Work to be completed
State how many lines hold the string "идентификации". Give the number and nothing else.

--- Start of Data provided ---

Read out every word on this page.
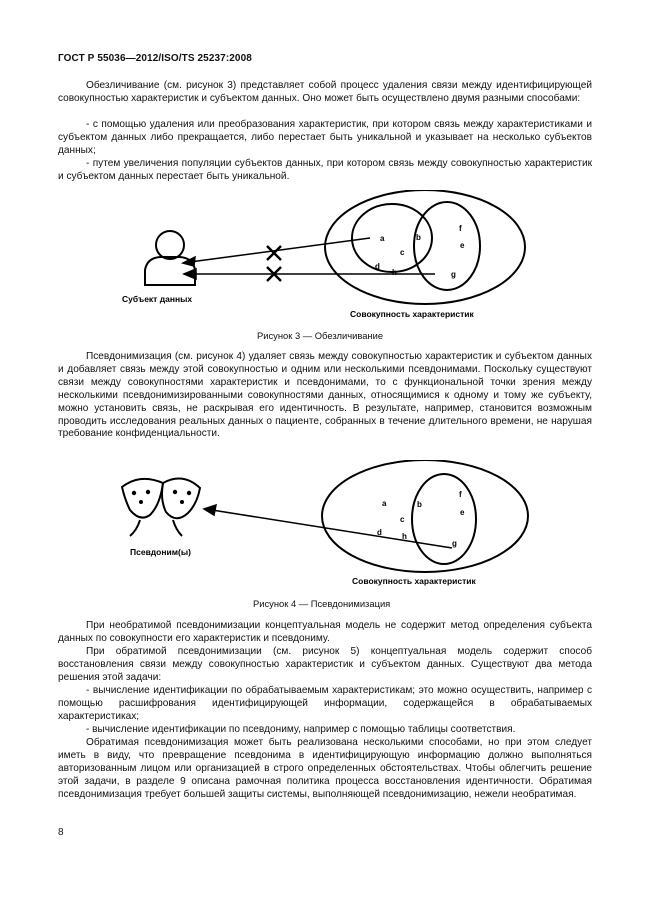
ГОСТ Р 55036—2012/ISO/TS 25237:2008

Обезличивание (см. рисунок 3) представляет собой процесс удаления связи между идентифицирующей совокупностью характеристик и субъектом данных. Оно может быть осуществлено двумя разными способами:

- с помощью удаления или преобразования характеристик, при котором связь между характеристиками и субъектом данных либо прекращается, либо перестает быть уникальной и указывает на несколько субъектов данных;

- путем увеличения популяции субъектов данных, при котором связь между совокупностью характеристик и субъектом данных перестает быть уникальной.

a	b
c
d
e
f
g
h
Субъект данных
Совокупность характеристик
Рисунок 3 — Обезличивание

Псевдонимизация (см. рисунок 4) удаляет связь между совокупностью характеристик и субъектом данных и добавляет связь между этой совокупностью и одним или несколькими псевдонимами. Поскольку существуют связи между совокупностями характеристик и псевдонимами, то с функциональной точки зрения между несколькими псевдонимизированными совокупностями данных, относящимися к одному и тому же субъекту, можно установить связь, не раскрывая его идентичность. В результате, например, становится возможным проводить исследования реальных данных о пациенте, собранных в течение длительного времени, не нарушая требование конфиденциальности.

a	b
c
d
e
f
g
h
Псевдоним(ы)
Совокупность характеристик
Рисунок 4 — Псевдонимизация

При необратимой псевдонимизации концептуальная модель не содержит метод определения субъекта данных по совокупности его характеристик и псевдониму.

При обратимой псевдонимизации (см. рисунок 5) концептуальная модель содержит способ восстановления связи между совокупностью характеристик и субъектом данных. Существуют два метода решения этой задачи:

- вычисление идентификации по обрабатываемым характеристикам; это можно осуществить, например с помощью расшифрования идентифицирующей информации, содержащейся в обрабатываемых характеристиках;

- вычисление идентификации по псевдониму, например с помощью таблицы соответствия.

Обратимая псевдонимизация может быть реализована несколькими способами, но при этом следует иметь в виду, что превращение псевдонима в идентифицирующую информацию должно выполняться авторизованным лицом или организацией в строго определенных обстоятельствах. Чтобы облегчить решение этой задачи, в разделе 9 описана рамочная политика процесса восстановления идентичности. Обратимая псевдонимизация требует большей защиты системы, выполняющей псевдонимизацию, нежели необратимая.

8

--- End of Data provided ---

The solution
2